◆ **Prompt**: Make an exact copy of the records, with the pictures left out.
═════ Exercise inputs
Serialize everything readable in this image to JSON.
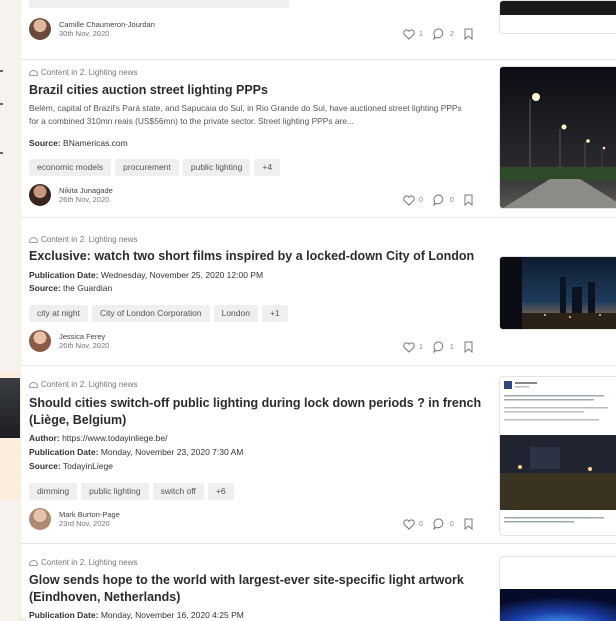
{
  "posts": [
    {
      "category": "",
      "title": "",
      "author": "Camille Chaumeron-Jourdan",
      "date": "30th Nov, 2020",
      "likes": "1",
      "comments": "2"
    },
    {
      "category": "Content in 2. Lighting news",
      "title": "Brazil cities auction street lighting PPPs",
      "excerpt": "Belém, capital of Brazil's Pará state, and Sapucaia do Sul, in Rio Grande do Sul, have auctioned street lighting PPPs for a combined 310mn reais (US$56mn) to the private sector. Street lighting PPPs are...",
      "source_label": "Source:",
      "source": "BNamericas.com",
      "tags": [
        "economic models",
        "procurement",
        "public lighting",
        "+4"
      ],
      "author": "Nikita Junagade",
      "date": "26th Nov, 2020",
      "likes": "0",
      "comments": "0"
    },
    {
      "category": "Content in 2. Lighting news",
      "title": "Exclusive: watch two short films inspired by a locked-down City of London",
      "pubdate_label": "Publication Date:",
      "pubdate": "Wednesday, November 25, 2020 12:00 PM",
      "source_label": "Source:",
      "source": "the Guardian",
      "tags": [
        "city at night",
        "City of London Corporation",
        "London",
        "+1"
      ],
      "author": "Jessica Ferey",
      "date": "26th Nov, 2020",
      "likes": "1",
      "comments": "1"
    },
    {
      "category": "Content in 2. Lighting news",
      "title_line1": "Should cities switch-off public lighting during lock down periods ? in french",
      "title_line2": "(Liège, Belgium)",
      "author_label": "Author:",
      "author_url": "https://www.todayinliege.be/",
      "pubdate_label": "Publication Date:",
      "pubdate": "Monday, November 23, 2020 7:30 AM",
      "source_label": "Source:",
      "source": "TodayinLiege",
      "tags": [
        "dimming",
        "public lighting",
        "switch off",
        "+6"
      ],
      "author": "Mark Burton-Page",
      "date": "23rd Nov, 2020",
      "likes": "0",
      "comments": "0"
    },
    {
      "category": "Content in 2. Lighting news",
      "title_line1": "Glow sends hope to the world with largest-ever site-specific light artwork",
      "title_line2": "(Eindhoven, Netherlands)",
      "pubdate_label": "Publication Date:",
      "pubdate": "Monday, November 16, 2020 4:25 PM"
    }
  ]
}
══════════
◆ **The reply**:
Serialize everything readable in this image to JSON.
{
  "posts": [
    {
      "category": "",
      "title": "",
      "author": "Camille Chaumeron-Jourdan",
      "date": "30th Nov, 2020",
      "likes": "1",
      "comments": "2"
    },
    {
      "category": "Content in 2. Lighting news",
      "title": "Brazil cities auction street lighting PPPs",
      "excerpt": "Belém, capital of Brazil's Pará state, and Sapucaia do Sul, in Rio Grande do Sul, have auctioned street lighting PPPs for a combined 310mn reais (US$56mn) to the private sector. Street lighting PPPs are...",
      "source_label": "Source:",
      "source": "BNamericas.com",
      "tags": [
        "economic models",
        "procurement",
        "public lighting",
        "+4"
      ],
      "author": "Nikita Junagade",
      "date": "26th Nov, 2020",
      "likes": "0",
      "comments": "0"
    },
    {
      "category": "Content in 2. Lighting news",
      "title": "Exclusive: watch two short films inspired by a locked-down City of London",
      "pubdate_label": "Publication Date:",
      "pubdate": "Wednesday, November 25, 2020 12:00 PM",
      "source_label": "Source:",
      "source": "the Guardian",
      "tags": [
        "city at night",
        "City of London Corporation",
        "London",
        "+1"
      ],
      "author": "Jessica Ferey",
      "date": "26th Nov, 2020",
      "likes": "1",
      "comments": "1"
    },
    {
      "category": "Content in 2. Lighting news",
      "title_line1": "Should cities switch-off public lighting during lock down periods ? in french",
      "title_line2": "(Liège, Belgium)",
      "author_label": "Author:",
      "author_url": "https://www.todayinliege.be/",
      "pubdate_label": "Publication Date:",
      "pubdate": "Monday, November 23, 2020 7:30 AM",
      "source_label": "Source:",
      "source": "TodayinLiege",
      "tags": [
        "dimming",
        "public lighting",
        "switch off",
        "+6"
      ],
      "author": "Mark Burton-Page",
      "date": "23rd Nov, 2020",
      "likes": "0",
      "comments": "0"
    },
    {
      "category": "Content in 2. Lighting news",
      "title_line1": "Glow sends hope to the world with largest-ever site-specific light artwork",
      "title_line2": "(Eindhoven, Netherlands)",
      "pubdate_label": "Publication Date:",
      "pubdate": "Monday, November 16, 2020 4:25 PM"
    }
  ]
}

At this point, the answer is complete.